[Entries with figure data]
━━━━━━━━

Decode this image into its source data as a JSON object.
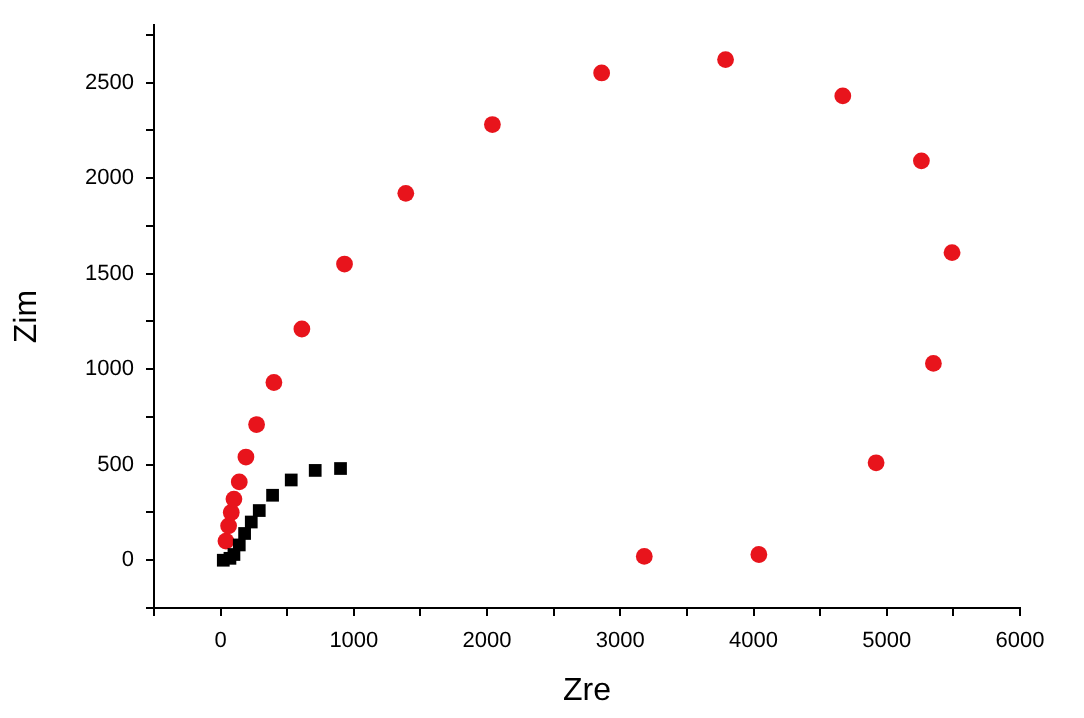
{
  "chart_data": {
    "type": "scatter",
    "xlabel": "Zre",
    "ylabel": "Zim",
    "xlim": [
      -500,
      6000
    ],
    "ylim": [
      -250,
      2800
    ],
    "xticks": [
      {
        "value": -500,
        "label": null
      },
      0,
      {
        "value": 500,
        "label": null
      },
      1000,
      {
        "value": 1500,
        "label": null
      },
      2000,
      {
        "value": 2500,
        "label": null
      },
      3000,
      {
        "value": 3500,
        "label": null
      },
      4000,
      {
        "value": 4500,
        "label": null
      },
      5000,
      {
        "value": 5500,
        "label": null
      },
      6000
    ],
    "yticks": [
      {
        "value": -250,
        "label": null
      },
      0,
      {
        "value": 250,
        "label": null
      },
      500,
      {
        "value": 750,
        "label": null
      },
      1000,
      {
        "value": 1250,
        "label": null
      },
      1500,
      {
        "value": 1750,
        "label": null
      },
      2000,
      {
        "value": 2250,
        "label": null
      },
      2500,
      {
        "value": 2750,
        "label": null
      }
    ],
    "grid": false,
    "legend": false,
    "series": [
      {
        "color": "#000000",
        "marker": "square",
        "x": [
          20,
          70,
          100,
          140,
          180,
          230,
          290,
          390,
          530,
          710,
          900
        ],
        "values": [
          0,
          10,
          30,
          80,
          140,
          200,
          260,
          340,
          420,
          470,
          480
        ]
      },
      {
        "color": "#e8141c",
        "marker": "circle",
        "x": [
          40,
          60,
          80,
          100,
          140,
          190,
          270,
          400,
          610,
          930,
          1390,
          2040,
          2860,
          3790,
          4670,
          5260,
          5490,
          5350,
          4920,
          4040,
          3180
        ],
        "values": [
          100,
          180,
          250,
          320,
          410,
          540,
          710,
          930,
          1210,
          1550,
          1920,
          2280,
          2550,
          2620,
          2430,
          2090,
          1610,
          1030,
          510,
          30,
          20
        ]
      }
    ]
  }
}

━━━━━━━━

● **Stated goal**:
Give all the lines above again, character for character, without pictures.

● **Task output**:
Decode this image into its source data as a JSON object.
{
  "chart_data": {
    "type": "scatter",
    "xlabel": "Zre",
    "ylabel": "Zim",
    "xlim": [
      -500,
      6000
    ],
    "ylim": [
      -250,
      2800
    ],
    "xticks": [
      {
        "value": -500,
        "label": null
      },
      0,
      {
        "value": 500,
        "label": null
      },
      1000,
      {
        "value": 1500,
        "label": null
      },
      2000,
      {
        "value": 2500,
        "label": null
      },
      3000,
      {
        "value": 3500,
        "label": null
      },
      4000,
      {
        "value": 4500,
        "label": null
      },
      5000,
      {
        "value": 5500,
        "label": null
      },
      6000
    ],
    "yticks": [
      {
        "value": -250,
        "label": null
      },
      0,
      {
        "value": 250,
        "label": null
      },
      500,
      {
        "value": 750,
        "label": null
      },
      1000,
      {
        "value": 1250,
        "label": null
      },
      1500,
      {
        "value": 1750,
        "label": null
      },
      2000,
      {
        "value": 2250,
        "label": null
      },
      2500,
      {
        "value": 2750,
        "label": null
      }
    ],
    "grid": false,
    "legend": false,
    "series": [
      {
        "color": "#000000",
        "marker": "square",
        "x": [
          20,
          70,
          100,
          140,
          180,
          230,
          290,
          390,
          530,
          710,
          900
        ],
        "values": [
          0,
          10,
          30,
          80,
          140,
          200,
          260,
          340,
          420,
          470,
          480
        ]
      },
      {
        "color": "#e8141c",
        "marker": "circle",
        "x": [
          40,
          60,
          80,
          100,
          140,
          190,
          270,
          400,
          610,
          930,
          1390,
          2040,
          2860,
          3790,
          4670,
          5260,
          5490,
          5350,
          4920,
          4040,
          3180
        ],
        "values": [
          100,
          180,
          250,
          320,
          410,
          540,
          710,
          930,
          1210,
          1550,
          1920,
          2280,
          2550,
          2620,
          2430,
          2090,
          1610,
          1030,
          510,
          30,
          20
        ]
      }
    ]
  }
}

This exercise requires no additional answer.